# [DATA EXTRACT]
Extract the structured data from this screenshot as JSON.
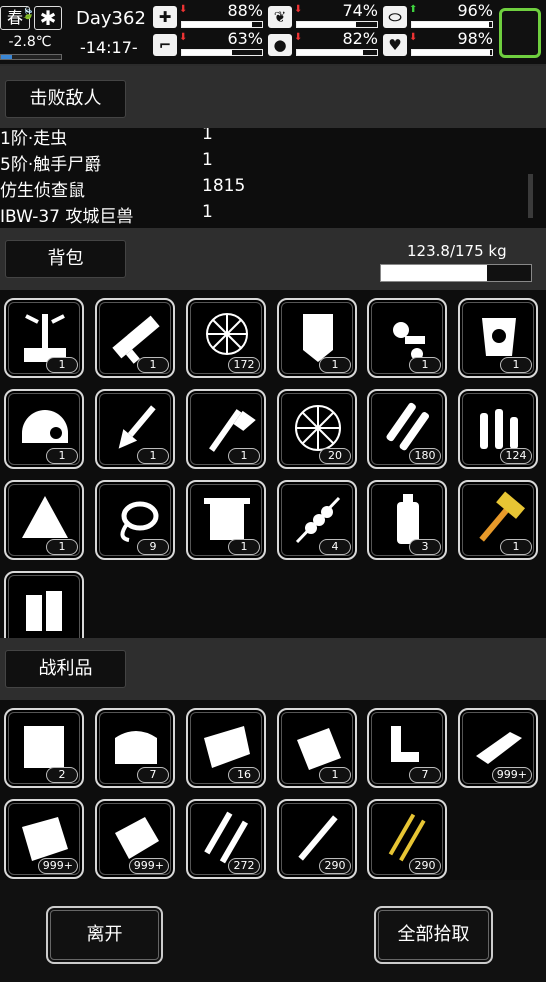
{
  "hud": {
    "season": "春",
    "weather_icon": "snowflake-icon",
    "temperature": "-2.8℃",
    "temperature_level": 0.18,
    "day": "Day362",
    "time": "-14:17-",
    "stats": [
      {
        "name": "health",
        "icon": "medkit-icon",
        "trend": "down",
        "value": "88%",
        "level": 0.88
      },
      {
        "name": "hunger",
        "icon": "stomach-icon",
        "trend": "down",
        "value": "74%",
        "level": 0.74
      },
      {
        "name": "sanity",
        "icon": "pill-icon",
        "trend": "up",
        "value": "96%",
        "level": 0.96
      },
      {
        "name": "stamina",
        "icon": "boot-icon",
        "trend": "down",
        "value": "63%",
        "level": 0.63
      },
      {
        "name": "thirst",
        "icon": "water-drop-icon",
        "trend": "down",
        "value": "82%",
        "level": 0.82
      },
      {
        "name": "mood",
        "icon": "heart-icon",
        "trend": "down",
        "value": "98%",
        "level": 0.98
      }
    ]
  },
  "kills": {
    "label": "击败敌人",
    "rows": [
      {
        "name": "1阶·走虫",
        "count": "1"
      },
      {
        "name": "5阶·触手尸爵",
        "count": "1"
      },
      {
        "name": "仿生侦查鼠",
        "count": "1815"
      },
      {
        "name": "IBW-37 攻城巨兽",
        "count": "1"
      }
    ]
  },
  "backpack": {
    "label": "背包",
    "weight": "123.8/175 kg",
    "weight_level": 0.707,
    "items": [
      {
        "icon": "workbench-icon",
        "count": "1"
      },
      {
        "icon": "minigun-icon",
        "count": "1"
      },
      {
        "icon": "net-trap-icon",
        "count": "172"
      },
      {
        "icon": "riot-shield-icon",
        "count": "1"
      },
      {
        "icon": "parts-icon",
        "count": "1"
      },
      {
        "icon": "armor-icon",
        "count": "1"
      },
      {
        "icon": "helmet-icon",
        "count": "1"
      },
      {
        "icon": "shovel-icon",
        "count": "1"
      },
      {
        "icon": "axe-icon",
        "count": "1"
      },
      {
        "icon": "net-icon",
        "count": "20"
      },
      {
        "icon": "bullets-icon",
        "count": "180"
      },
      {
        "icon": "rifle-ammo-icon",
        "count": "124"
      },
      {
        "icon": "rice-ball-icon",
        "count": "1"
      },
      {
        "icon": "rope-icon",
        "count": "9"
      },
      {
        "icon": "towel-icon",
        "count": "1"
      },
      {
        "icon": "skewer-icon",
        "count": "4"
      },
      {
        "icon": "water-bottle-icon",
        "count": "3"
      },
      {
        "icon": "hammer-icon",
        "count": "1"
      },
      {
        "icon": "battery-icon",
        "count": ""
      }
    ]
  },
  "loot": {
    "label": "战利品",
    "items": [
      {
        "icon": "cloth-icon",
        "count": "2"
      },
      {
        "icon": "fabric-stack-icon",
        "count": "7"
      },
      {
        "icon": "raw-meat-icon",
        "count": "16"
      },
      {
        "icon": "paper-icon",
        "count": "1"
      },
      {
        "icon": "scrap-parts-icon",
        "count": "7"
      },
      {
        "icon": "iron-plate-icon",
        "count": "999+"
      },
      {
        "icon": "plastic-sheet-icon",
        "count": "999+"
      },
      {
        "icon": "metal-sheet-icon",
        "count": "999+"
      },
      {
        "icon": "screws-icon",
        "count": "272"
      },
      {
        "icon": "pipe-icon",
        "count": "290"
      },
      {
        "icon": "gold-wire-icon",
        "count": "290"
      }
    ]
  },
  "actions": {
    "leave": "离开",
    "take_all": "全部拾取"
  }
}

--

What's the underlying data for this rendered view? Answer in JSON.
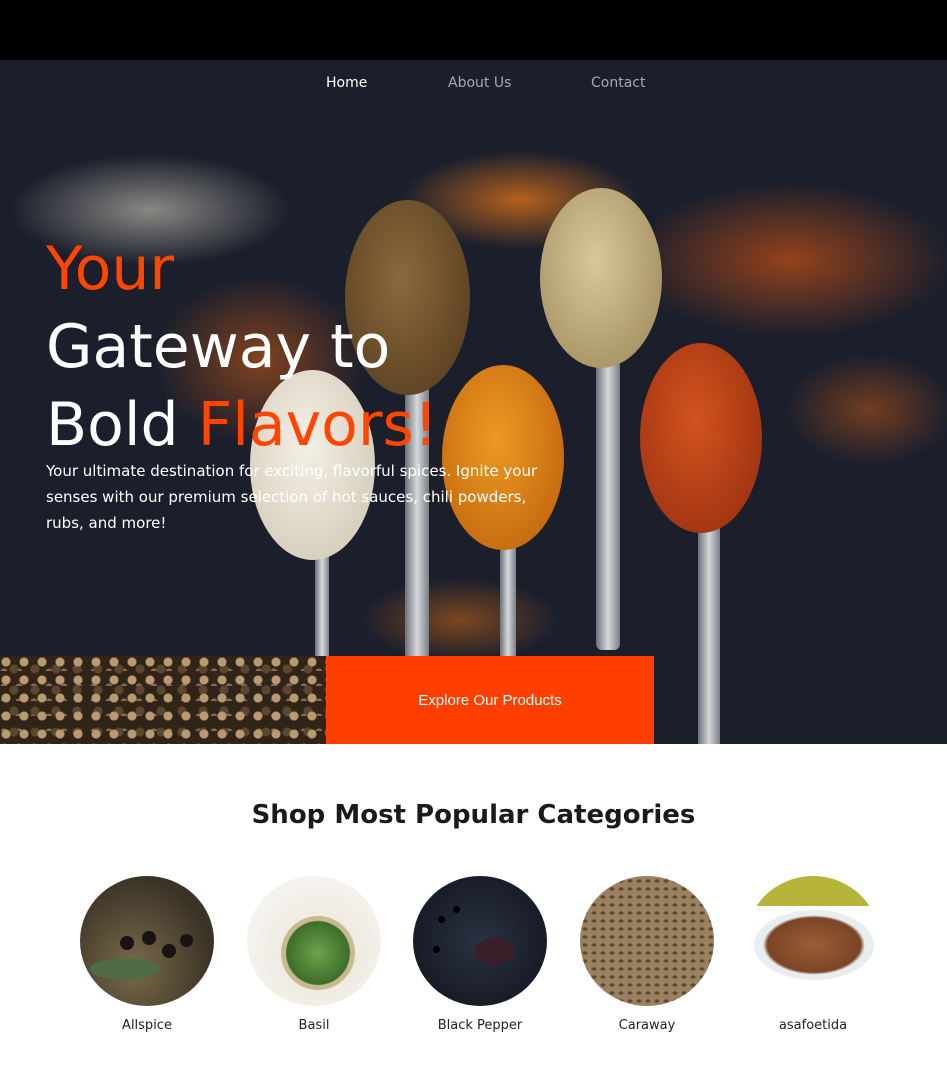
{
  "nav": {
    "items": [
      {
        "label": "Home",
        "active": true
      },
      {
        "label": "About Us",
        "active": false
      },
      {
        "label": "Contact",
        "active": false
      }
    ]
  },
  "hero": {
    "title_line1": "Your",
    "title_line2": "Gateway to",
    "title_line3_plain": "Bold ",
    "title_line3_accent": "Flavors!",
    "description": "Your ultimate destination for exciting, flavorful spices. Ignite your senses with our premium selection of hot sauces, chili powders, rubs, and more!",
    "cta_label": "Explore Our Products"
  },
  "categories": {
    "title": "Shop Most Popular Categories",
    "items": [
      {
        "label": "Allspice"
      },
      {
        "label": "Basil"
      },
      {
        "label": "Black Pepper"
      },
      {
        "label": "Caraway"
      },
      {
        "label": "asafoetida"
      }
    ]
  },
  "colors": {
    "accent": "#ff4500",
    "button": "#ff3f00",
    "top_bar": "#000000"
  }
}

# [EXERCISE REQUIREMENTS]
Collect each line of the entries that has the word "water", copying it in full.

# [EXERCISE ANSWER]
        "icon": "water-drop-icon",
        "icon": "water-bottle-icon",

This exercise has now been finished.